- [Problem requirements] Gather all lines in the data that hold the string "document".

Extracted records
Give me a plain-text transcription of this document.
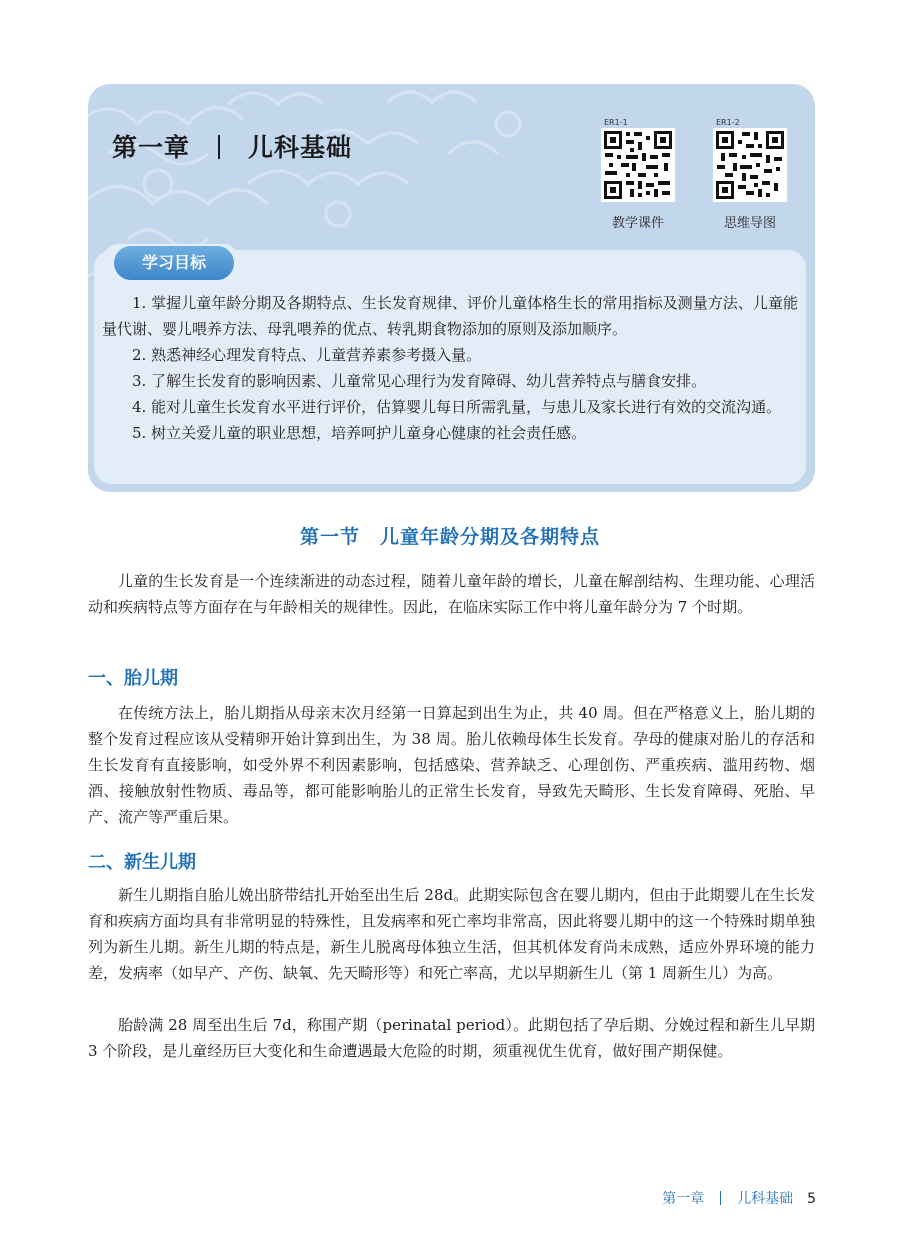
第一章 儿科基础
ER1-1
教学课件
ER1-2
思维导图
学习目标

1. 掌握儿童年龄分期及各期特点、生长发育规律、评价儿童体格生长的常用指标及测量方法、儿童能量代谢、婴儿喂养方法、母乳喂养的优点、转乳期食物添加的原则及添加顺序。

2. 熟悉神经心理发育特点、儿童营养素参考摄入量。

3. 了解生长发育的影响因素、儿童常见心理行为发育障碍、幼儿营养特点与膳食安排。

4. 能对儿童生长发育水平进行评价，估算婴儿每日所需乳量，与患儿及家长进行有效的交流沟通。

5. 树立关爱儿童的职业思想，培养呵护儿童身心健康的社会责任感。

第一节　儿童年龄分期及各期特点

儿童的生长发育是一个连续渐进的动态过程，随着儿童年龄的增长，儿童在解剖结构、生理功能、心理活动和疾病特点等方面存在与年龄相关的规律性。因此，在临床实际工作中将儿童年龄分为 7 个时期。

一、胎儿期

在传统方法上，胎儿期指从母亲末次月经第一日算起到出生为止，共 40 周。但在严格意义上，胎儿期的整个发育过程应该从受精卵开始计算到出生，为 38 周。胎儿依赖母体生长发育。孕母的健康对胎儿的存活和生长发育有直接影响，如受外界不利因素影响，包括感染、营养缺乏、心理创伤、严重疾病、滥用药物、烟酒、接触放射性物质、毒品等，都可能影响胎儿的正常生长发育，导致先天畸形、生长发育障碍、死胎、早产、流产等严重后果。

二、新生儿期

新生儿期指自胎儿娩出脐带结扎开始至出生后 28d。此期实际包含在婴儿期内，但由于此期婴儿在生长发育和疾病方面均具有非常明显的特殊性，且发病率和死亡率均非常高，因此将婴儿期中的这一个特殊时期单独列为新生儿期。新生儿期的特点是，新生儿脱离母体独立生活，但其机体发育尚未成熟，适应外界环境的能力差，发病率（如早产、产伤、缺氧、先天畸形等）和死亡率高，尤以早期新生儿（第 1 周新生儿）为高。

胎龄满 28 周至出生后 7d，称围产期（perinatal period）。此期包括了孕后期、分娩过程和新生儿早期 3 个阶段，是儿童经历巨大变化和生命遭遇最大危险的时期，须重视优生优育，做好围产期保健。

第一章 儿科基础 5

--

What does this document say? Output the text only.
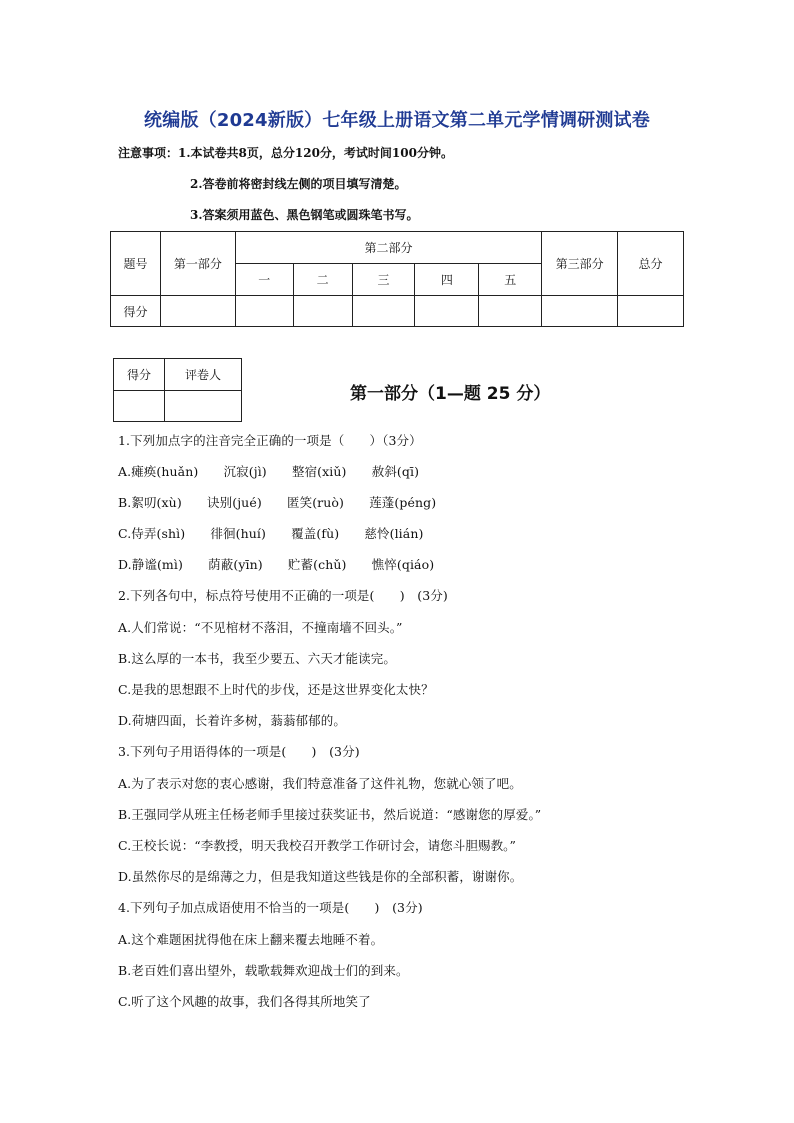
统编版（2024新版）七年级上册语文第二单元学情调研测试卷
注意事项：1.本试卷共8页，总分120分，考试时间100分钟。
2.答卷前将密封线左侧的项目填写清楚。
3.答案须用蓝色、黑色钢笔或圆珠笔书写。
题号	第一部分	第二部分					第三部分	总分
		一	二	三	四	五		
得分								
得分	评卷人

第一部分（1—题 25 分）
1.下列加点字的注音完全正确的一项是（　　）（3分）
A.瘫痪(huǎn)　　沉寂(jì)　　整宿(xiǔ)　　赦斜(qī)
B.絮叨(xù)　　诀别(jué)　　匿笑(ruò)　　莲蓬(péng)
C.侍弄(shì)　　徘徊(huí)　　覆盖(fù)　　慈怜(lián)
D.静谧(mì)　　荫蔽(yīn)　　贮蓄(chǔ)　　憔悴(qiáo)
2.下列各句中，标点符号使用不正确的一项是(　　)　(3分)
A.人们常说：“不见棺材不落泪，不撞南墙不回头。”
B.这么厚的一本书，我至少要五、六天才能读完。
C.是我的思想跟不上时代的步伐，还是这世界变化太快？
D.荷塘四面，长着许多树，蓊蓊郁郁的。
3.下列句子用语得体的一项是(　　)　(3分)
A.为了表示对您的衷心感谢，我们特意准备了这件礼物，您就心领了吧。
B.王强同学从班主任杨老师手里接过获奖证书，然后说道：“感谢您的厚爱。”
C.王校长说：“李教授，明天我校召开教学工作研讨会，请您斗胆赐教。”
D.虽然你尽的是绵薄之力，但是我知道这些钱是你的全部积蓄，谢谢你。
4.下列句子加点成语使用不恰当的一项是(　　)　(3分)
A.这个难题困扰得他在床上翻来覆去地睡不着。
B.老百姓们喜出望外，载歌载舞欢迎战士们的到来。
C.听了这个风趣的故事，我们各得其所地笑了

- [The solution]
Give me a plain-text transcription of this document.
What does this document say? Output the text only.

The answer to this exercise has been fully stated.